■ **Goal of the exercise**:
From the entries below, copy out every line with "casein" in it.

■ **Data shown**:
Begin

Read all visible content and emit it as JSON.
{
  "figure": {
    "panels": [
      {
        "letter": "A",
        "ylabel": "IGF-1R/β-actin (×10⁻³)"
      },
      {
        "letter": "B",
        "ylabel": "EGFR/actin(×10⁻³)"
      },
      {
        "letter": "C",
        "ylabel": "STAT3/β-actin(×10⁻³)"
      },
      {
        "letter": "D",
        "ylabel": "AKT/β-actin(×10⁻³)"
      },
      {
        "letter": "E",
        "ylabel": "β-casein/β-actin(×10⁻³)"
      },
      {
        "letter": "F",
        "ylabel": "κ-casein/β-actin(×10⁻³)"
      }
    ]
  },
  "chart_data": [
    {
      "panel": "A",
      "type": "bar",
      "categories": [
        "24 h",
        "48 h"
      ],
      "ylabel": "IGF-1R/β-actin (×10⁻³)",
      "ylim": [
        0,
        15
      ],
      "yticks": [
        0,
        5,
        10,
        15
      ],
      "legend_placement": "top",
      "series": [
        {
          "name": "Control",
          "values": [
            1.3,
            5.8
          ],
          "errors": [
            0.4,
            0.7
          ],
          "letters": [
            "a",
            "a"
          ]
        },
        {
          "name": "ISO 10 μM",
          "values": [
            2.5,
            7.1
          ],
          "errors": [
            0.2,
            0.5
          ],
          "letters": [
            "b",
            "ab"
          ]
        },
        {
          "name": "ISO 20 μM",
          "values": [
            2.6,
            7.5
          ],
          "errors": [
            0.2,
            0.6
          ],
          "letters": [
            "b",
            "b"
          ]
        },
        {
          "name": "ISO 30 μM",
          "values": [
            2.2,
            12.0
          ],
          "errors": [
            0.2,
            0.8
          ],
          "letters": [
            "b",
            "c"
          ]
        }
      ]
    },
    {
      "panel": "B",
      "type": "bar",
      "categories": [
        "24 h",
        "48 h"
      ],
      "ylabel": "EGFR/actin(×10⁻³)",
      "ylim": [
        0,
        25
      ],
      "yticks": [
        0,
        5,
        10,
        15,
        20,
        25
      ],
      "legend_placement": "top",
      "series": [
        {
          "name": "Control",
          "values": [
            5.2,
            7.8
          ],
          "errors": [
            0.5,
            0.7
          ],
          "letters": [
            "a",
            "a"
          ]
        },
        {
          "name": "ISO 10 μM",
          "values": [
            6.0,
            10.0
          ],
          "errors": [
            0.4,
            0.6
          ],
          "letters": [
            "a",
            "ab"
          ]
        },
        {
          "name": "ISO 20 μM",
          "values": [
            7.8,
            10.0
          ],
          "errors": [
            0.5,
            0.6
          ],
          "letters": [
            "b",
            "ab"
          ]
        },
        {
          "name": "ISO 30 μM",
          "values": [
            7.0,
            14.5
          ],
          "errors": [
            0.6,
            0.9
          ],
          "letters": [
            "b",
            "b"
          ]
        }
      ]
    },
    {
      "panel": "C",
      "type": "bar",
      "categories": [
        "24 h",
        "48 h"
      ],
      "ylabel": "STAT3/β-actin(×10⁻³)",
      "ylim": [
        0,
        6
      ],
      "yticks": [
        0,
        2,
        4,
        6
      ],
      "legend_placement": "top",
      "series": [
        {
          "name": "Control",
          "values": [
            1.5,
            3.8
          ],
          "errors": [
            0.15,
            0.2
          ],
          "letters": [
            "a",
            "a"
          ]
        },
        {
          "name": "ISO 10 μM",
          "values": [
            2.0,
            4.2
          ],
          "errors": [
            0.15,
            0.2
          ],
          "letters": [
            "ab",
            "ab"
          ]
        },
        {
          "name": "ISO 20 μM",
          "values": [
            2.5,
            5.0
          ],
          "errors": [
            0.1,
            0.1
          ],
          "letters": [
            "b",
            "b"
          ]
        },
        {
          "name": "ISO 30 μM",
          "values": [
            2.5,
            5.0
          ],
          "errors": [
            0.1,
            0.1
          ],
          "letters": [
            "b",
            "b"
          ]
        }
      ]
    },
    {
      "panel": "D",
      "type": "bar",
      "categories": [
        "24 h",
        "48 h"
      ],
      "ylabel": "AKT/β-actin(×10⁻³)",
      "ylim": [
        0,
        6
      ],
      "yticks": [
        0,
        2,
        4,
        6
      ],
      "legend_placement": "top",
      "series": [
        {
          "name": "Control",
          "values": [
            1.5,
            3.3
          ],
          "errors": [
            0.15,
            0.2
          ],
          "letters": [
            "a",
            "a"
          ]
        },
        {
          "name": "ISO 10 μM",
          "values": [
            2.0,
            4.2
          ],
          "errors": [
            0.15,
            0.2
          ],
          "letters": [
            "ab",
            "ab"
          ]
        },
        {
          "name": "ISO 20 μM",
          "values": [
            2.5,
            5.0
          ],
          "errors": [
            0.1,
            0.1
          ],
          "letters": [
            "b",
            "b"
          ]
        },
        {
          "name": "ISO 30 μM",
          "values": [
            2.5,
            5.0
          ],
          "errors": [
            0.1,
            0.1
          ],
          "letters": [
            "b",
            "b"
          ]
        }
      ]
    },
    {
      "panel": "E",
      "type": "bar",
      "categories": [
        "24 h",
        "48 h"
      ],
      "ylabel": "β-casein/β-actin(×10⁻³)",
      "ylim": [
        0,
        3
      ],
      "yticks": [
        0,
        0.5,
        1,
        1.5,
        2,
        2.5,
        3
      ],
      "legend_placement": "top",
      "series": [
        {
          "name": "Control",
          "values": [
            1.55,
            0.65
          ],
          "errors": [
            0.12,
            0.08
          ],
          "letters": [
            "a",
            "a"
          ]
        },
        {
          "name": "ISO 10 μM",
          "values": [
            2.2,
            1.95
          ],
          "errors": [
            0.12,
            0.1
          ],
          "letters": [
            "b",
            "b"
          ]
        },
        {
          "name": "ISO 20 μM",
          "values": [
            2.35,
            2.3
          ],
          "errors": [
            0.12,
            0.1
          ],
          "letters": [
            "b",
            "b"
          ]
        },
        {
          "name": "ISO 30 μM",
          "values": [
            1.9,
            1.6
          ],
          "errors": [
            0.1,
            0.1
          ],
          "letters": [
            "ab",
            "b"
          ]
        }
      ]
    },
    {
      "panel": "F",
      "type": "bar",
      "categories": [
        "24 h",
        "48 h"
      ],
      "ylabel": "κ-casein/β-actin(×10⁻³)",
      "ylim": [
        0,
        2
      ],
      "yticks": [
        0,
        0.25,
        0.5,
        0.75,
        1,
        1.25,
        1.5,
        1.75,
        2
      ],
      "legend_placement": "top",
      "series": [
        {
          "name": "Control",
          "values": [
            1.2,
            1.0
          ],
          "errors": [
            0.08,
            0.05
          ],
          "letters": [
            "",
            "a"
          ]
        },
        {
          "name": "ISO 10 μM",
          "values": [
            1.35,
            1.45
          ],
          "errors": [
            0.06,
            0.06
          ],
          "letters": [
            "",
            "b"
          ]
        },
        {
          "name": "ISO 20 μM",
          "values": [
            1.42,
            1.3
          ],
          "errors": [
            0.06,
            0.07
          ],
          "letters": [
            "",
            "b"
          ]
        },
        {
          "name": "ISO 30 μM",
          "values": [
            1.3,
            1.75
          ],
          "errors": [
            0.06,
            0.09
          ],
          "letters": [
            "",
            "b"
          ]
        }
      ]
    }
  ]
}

End

■ **Task response**:
        "ylabel": "β-casein/β-actin(×10⁻³)"
        "ylabel": "κ-casein/β-actin(×10⁻³)"
      "ylabel": "β-casein/β-actin(×10⁻³)",
      "ylabel": "κ-casein/β-actin(×10⁻³)",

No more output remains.